What lines of the data hold the string "Science"? Pull each one out.

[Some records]
◆ ◆ ◆ ◆
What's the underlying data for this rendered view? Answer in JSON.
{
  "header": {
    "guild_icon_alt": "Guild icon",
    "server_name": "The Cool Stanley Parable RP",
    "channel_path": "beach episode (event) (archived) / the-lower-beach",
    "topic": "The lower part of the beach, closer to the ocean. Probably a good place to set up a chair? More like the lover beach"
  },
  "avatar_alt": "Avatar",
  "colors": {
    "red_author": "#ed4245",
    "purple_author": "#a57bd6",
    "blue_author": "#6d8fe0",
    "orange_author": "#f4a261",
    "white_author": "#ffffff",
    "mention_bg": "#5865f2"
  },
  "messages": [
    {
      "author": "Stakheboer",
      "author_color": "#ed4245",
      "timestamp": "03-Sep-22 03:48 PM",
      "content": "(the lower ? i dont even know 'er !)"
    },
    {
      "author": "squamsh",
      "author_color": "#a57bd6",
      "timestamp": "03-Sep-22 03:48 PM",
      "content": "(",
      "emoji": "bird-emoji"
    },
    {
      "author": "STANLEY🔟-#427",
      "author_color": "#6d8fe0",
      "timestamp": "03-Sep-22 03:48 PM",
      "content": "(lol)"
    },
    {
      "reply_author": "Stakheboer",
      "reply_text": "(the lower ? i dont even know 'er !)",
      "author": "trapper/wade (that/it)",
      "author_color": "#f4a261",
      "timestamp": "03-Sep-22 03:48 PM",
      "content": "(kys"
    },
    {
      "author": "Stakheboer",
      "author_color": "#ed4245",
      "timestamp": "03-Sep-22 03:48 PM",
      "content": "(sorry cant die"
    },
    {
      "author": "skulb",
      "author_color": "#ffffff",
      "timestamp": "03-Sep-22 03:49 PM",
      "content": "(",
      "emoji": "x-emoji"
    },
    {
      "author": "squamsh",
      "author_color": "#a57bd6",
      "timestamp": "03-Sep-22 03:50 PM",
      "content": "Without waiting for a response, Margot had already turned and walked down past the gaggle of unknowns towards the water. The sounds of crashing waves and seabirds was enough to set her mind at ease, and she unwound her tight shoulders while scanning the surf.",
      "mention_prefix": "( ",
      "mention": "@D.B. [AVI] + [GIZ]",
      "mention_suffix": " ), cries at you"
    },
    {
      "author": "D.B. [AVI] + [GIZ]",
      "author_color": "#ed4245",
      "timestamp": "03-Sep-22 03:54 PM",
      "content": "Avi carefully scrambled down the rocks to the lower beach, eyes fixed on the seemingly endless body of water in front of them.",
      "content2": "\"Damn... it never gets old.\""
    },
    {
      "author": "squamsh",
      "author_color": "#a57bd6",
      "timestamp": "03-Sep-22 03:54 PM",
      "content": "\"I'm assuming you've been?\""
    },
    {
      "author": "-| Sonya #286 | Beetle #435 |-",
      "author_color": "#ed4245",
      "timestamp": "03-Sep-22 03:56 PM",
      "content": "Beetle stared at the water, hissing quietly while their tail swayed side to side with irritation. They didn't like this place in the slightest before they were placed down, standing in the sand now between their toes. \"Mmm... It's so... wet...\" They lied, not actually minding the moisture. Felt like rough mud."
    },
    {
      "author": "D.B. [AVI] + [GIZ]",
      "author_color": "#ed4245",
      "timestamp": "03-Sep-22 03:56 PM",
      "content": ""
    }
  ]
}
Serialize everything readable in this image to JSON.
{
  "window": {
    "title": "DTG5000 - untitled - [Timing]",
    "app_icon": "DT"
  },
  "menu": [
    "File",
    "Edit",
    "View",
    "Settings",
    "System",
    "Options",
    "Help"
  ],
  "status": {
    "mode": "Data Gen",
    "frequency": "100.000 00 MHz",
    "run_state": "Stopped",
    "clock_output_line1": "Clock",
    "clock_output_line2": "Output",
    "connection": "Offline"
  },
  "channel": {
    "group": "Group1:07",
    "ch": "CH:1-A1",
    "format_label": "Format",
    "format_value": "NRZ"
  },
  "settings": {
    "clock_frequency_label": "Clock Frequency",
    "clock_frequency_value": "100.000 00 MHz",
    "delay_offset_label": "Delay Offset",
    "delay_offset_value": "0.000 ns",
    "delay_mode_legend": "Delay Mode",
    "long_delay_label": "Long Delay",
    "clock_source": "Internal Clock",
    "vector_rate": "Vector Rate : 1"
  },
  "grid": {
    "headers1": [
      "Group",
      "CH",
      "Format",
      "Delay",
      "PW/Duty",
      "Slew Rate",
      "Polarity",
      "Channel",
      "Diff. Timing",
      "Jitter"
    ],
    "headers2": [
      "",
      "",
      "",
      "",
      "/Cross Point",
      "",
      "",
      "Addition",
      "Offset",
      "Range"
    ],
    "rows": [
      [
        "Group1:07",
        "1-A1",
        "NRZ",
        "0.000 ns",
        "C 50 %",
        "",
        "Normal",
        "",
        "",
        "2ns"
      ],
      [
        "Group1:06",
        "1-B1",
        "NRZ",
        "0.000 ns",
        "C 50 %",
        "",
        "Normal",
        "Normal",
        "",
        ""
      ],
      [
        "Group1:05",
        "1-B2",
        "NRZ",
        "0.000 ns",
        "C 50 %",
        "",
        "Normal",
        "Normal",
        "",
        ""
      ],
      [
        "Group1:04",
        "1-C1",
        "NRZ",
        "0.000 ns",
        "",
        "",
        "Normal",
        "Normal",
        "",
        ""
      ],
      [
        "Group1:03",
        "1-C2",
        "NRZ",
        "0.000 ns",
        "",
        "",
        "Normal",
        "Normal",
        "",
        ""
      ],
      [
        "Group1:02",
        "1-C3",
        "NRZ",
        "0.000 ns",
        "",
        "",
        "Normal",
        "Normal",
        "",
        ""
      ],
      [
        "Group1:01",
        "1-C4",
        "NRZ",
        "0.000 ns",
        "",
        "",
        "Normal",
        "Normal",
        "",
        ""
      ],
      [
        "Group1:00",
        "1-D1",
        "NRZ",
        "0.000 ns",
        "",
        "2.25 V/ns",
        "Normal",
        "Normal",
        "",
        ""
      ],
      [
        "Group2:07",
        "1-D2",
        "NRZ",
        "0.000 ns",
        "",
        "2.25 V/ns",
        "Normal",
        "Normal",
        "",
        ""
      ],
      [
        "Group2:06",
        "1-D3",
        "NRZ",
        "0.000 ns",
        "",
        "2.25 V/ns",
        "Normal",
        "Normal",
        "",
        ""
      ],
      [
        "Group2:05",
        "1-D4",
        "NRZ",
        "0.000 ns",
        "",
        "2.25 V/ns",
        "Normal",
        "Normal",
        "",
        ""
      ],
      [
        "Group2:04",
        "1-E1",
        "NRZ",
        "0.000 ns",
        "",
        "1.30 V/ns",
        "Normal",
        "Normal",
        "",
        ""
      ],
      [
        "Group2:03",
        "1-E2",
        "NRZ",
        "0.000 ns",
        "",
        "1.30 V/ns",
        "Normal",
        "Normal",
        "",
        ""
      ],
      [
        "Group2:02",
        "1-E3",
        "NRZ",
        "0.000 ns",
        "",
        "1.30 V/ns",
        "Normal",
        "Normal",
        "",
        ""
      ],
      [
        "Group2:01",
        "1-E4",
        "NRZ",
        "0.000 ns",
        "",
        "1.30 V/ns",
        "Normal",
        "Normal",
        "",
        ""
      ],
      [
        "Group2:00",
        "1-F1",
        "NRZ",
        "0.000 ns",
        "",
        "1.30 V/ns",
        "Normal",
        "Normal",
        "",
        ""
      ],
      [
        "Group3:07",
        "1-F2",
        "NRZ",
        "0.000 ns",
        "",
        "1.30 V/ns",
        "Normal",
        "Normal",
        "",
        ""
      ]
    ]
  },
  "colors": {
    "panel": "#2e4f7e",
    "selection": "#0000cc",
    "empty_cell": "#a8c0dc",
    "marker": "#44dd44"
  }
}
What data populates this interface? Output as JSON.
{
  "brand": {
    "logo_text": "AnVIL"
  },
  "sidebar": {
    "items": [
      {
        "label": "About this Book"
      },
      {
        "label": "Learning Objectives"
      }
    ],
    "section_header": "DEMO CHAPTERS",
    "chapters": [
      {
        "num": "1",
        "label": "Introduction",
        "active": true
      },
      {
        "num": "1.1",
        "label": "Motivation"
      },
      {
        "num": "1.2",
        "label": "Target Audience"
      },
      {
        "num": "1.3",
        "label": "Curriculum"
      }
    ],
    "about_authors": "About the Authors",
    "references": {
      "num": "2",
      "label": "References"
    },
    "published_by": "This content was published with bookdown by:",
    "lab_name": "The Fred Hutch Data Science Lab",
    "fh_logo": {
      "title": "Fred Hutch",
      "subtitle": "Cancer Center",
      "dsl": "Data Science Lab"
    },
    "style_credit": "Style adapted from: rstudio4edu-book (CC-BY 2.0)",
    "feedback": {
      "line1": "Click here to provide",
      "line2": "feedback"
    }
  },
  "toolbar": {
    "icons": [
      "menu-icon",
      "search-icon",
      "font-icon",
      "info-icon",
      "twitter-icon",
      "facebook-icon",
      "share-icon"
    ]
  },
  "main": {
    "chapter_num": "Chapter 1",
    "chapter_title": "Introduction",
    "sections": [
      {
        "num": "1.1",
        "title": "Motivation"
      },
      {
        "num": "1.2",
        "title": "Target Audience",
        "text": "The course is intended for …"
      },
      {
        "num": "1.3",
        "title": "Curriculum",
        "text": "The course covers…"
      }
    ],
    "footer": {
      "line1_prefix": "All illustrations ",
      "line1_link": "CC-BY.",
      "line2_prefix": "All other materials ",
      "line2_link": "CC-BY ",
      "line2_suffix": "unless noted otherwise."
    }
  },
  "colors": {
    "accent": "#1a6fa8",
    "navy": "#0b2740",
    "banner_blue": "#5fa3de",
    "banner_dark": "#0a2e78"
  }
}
◆ ◆ ◆ ◆
→ **Task solution**
    "lab_name": "The Fred Hutch Data Science Lab",
      "dsl": "Data Science Lab"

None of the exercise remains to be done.